>> Start Stored data

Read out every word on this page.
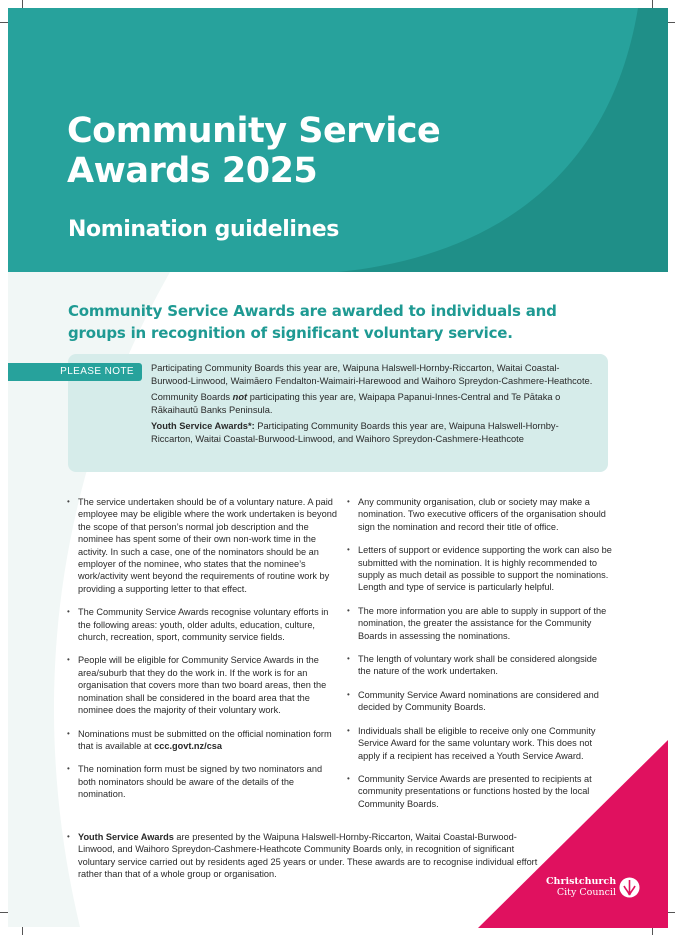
Community Service
Awards 2025
Nomination guidelines

Community Service Awards are awarded to individuals and
groups in recognition of significant voluntary service.

PLEASE NOTE	Participating Community Boards this year are, Waipuna Halswell-Hornby-Riccarton, Waitai Coastal-Burwood-Linwood, Waimāero Fendalton-Waimairi-Harewood and Waihoro Spreydon-Cashmere-Heathcote.

Community Boards not participating this year are, Waipapa Papanui-Innes-Central and Te Pātaka o Rākaihautū Banks Peninsula.

Youth Service Awards*: Participating Community Boards this year are, Waipuna Halswell-Hornby-Riccarton, Waitai Coastal-Burwood-Linwood, and Waihoro Spreydon-Cashmere-Heathcote

• The service undertaken should be of a voluntary nature. A paid employee may be eligible where the work undertaken is beyond the scope of that person’s normal job description and the nominee has spent some of their own non-work time in the activity. In such a case, one of the nominators should be an employer of the nominee, who states that the nominee’s work/activity went beyond the requirements of routine work by providing a supporting letter to that effect.
• The Community Service Awards recognise voluntary efforts in the following areas: youth, older adults, education, culture, church, recreation, sport, community service fields.
• People will be eligible for Community Service Awards in the area/suburb that they do the work in. If the work is for an organisation that covers more than two board areas, then the nomination shall be considered in the board area that the nominee does the majority of their voluntary work.
• Nominations must be submitted on the official nomination form that is available at ccc.govt.nz/csa
• The nomination form must be signed by two nominators and both nominators should be aware of the details of the nomination.
• Any community organisation, club or society may make a nomination. Two executive officers of the organisation should sign the nomination and record their title of office.
• Letters of support or evidence supporting the work can also be submitted with the nomination. It is highly recommended to supply as much detail as possible to support the nominations. Length and type of service is particularly helpful.
• The more information you are able to supply in support of the nomination, the greater the assistance for the Community Boards in assessing the nominations.
• The length of voluntary work shall be considered alongside the nature of the work undertaken.
• Community Service Award nominations are considered and decided by Community Boards.
• Individuals shall be eligible to receive only one Community Service Award for the same voluntary work. This does not apply if a recipient has received a Youth Service Award.
• Community Service Awards are presented to recipients at community presentations or functions hosted by the local Community Boards.
• Youth Service Awards are presented by the Waipuna Halswell-Hornby-Riccarton, Waitai Coastal-Burwood-Linwood, and Waihoro Spreydon-Cashmere-Heathcote Community Boards only, in recognition of significant voluntary service carried out by residents aged 25 years or under. These awards are to recognise individual effort rather than that of a whole group or organisation.
Christchurch
City Council
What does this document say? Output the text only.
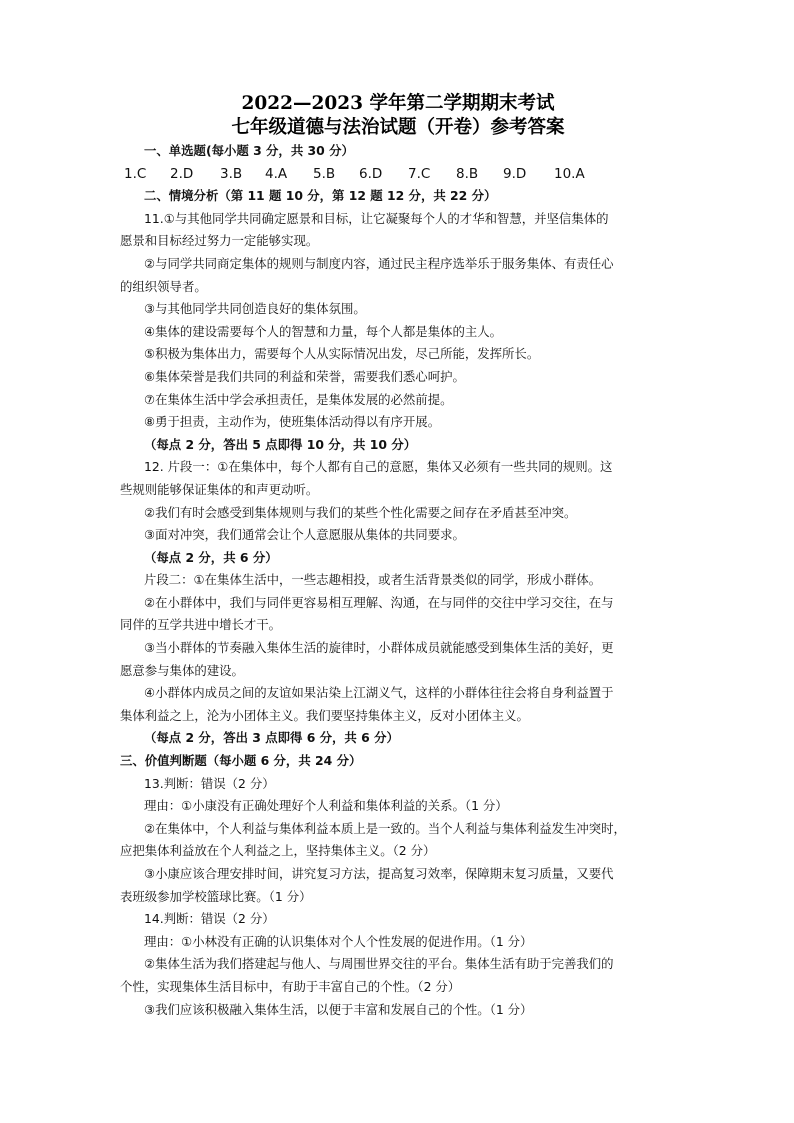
2022—2023 学年第二学期期末考试

七年级道德与法治试题（开卷）参考答案

一、单选题(每小题 3 分，共 30 分）
1.C	2.D	3.B	4.A	5.B	6.D	7.C	8.B	9.D	10.A
二、情境分析（第 11 题 10 分，第 12 题 12 分，共 22 分）
11.①与其他同学共同确定愿景和目标，让它凝聚每个人的才华和智慧，并坚信集体的
愿景和目标经过努力一定能够实现。
②与同学共同商定集体的规则与制度内容，通过民主程序选举乐于服务集体、有责任心
的组织领导者。
③与其他同学共同创造良好的集体氛围。
④集体的建设需要每个人的智慧和力量，每个人都是集体的主人。
⑤积极为集体出力，需要每个人从实际情况出发，尽己所能，发挥所长。
⑥集体荣誉是我们共同的利益和荣誉，需要我们悉心呵护。
⑦在集体生活中学会承担责任，是集体发展的必然前提。
⑧勇于担责，主动作为，使班集体活动得以有序开展。
（每点 2 分，答出 5 点即得 10 分，共 10 分）
12. 片段一：①在集体中，每个人都有自己的意愿，集体又必须有一些共同的规则。这
些规则能够保证集体的和声更动听。
②我们有时会感受到集体规则与我们的某些个性化需要之间存在矛盾甚至冲突。
③面对冲突，我们通常会让个人意愿服从集体的共同要求。
（每点 2 分，共 6 分）
片段二：①在集体生活中，一些志趣相投，或者生活背景类似的同学，形成小群体。
②在小群体中，我们与同伴更容易相互理解、沟通，在与同伴的交往中学习交往，在与
同伴的互学共进中增长才干。
③当小群体的节奏融入集体生活的旋律时，小群体成员就能感受到集体生活的美好，更
愿意参与集体的建设。
④小群体内成员之间的友谊如果沾染上江湖义气，这样的小群体往往会将自身利益置于
集体利益之上，沦为小团体主义。我们要坚持集体主义，反对小团体主义。
（每点 2 分，答出 3 点即得 6 分，共 6 分）
三、价值判断题（每小题 6 分，共 24 分）
13.判断：错误（2 分）
理由：①小康没有正确处理好个人利益和集体利益的关系。（1 分）
②在集体中，个人利益与集体利益本质上是一致的。当个人利益与集体利益发生冲突时，
应把集体利益放在个人利益之上，坚持集体主义。（2 分）
③小康应该合理安排时间，讲究复习方法，提高复习效率，保障期末复习质量，又要代
表班级参加学校篮球比赛。（1 分）
14.判断：错误（2 分）
理由：①小林没有正确的认识集体对个人个性发展的促进作用。（1 分）
②集体生活为我们搭建起与他人、与周围世界交往的平台。集体生活有助于完善我们的
个性，实现集体生活目标中，有助于丰富自己的个性。（2 分）
③我们应该积极融入集体生活，以便于丰富和发展自己的个性。（1 分）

>> End Stored data

## Directive
Print the entries above exactly, taking out only the pictures.

## Task result
Read out every word on this page.
Community Service
Awards 2025
Nomination guidelines

Community Service Awards are awarded to individuals and
groups in recognition of significant voluntary service.

PLEASE NOTE	Participating Community Boards this year are, Waipuna Halswell-Hornby-Riccarton, Waitai Coastal-Burwood-Linwood, Waimāero Fendalton-Waimairi-Harewood and Waihoro Spreydon-Cashmere-Heathcote.

Community Boards not participating this year are, Waipapa Papanui-Innes-Central and Te Pātaka o Rākaihautū Banks Peninsula.

Youth Service Awards*: Participating Community Boards this year are, Waipuna Halswell-Hornby-Riccarton, Waitai Coastal-Burwood-Linwood, and Waihoro Spreydon-Cashmere-Heathcote

• The service undertaken should be of a voluntary nature. A paid employee may be eligible where the work undertaken is beyond the scope of that person’s normal job description and the nominee has spent some of their own non-work time in the activity. In such a case, one of the nominators should be an employer of the nominee, who states that the nominee’s work/activity went beyond the requirements of routine work by providing a supporting letter to that effect.
• The Community Service Awards recognise voluntary efforts in the following areas: youth, older adults, education, culture, church, recreation, sport, community service fields.
• People will be eligible for Community Service Awards in the area/suburb that they do the work in. If the work is for an organisation that covers more than two board areas, then the nomination shall be considered in the board area that the nominee does the majority of their voluntary work.
• Nominations must be submitted on the official nomination form that is available at ccc.govt.nz/csa
• The nomination form must be signed by two nominators and both nominators should be aware of the details of the nomination.
• Any community organisation, club or society may make a nomination. Two executive officers of the organisation should sign the nomination and record their title of office.
• Letters of support or evidence supporting the work can also be submitted with the nomination. It is highly recommended to supply as much detail as possible to support the nominations. Length and type of service is particularly helpful.
• The more information you are able to supply in support of the nomination, the greater the assistance for the Community Boards in assessing the nominations.
• The length of voluntary work shall be considered alongside the nature of the work undertaken.
• Community Service Award nominations are considered and decided by Community Boards.
• Individuals shall be eligible to receive only one Community Service Award for the same voluntary work. This does not apply if a recipient has received a Youth Service Award.
• Community Service Awards are presented to recipients at community presentations or functions hosted by the local Community Boards.
• Youth Service Awards are presented by the Waipuna Halswell-Hornby-Riccarton, Waitai Coastal-Burwood-Linwood, and Waihoro Spreydon-Cashmere-Heathcote Community Boards only, in recognition of significant voluntary service carried out by residents aged 25 years or under. These awards are to recognise individual effort rather than that of a whole group or organisation.
Christchurch
City Council
What does this document say? Output the text only.
2022—2023 学年第二学期期末考试

七年级道德与法治试题（开卷）参考答案

一、单选题(每小题 3 分，共 30 分）
1.C	2.D	3.B	4.A	5.B	6.D	7.C	8.B	9.D	10.A
二、情境分析（第 11 题 10 分，第 12 题 12 分，共 22 分）
11.①与其他同学共同确定愿景和目标，让它凝聚每个人的才华和智慧，并坚信集体的
愿景和目标经过努力一定能够实现。
②与同学共同商定集体的规则与制度内容，通过民主程序选举乐于服务集体、有责任心
的组织领导者。
③与其他同学共同创造良好的集体氛围。
④集体的建设需要每个人的智慧和力量，每个人都是集体的主人。
⑤积极为集体出力，需要每个人从实际情况出发，尽己所能，发挥所长。
⑥集体荣誉是我们共同的利益和荣誉，需要我们悉心呵护。
⑦在集体生活中学会承担责任，是集体发展的必然前提。
⑧勇于担责，主动作为，使班集体活动得以有序开展。
（每点 2 分，答出 5 点即得 10 分，共 10 分）
12. 片段一：①在集体中，每个人都有自己的意愿，集体又必须有一些共同的规则。这
些规则能够保证集体的和声更动听。
②我们有时会感受到集体规则与我们的某些个性化需要之间存在矛盾甚至冲突。
③面对冲突，我们通常会让个人意愿服从集体的共同要求。
（每点 2 分，共 6 分）
片段二：①在集体生活中，一些志趣相投，或者生活背景类似的同学，形成小群体。
②在小群体中，我们与同伴更容易相互理解、沟通，在与同伴的交往中学习交往，在与
同伴的互学共进中增长才干。
③当小群体的节奏融入集体生活的旋律时，小群体成员就能感受到集体生活的美好，更
愿意参与集体的建设。
④小群体内成员之间的友谊如果沾染上江湖义气，这样的小群体往往会将自身利益置于
集体利益之上，沦为小团体主义。我们要坚持集体主义，反对小团体主义。
（每点 2 分，答出 3 点即得 6 分，共 6 分）
三、价值判断题（每小题 6 分，共 24 分）
13.判断：错误（2 分）
理由：①小康没有正确处理好个人利益和集体利益的关系。（1 分）
②在集体中，个人利益与集体利益本质上是一致的。当个人利益与集体利益发生冲突时，
应把集体利益放在个人利益之上，坚持集体主义。（2 分）
③小康应该合理安排时间，讲究复习方法，提高复习效率，保障期末复习质量，又要代
表班级参加学校篮球比赛。（1 分）
14.判断：错误（2 分）
理由：①小林没有正确的认识集体对个人个性发展的促进作用。（1 分）
②集体生活为我们搭建起与他人、与周围世界交往的平台。集体生活有助于完善我们的
个性，实现集体生活目标中，有助于丰富自己的个性。（2 分）
③我们应该积极融入集体生活，以便于丰富和发展自己的个性。（1 分）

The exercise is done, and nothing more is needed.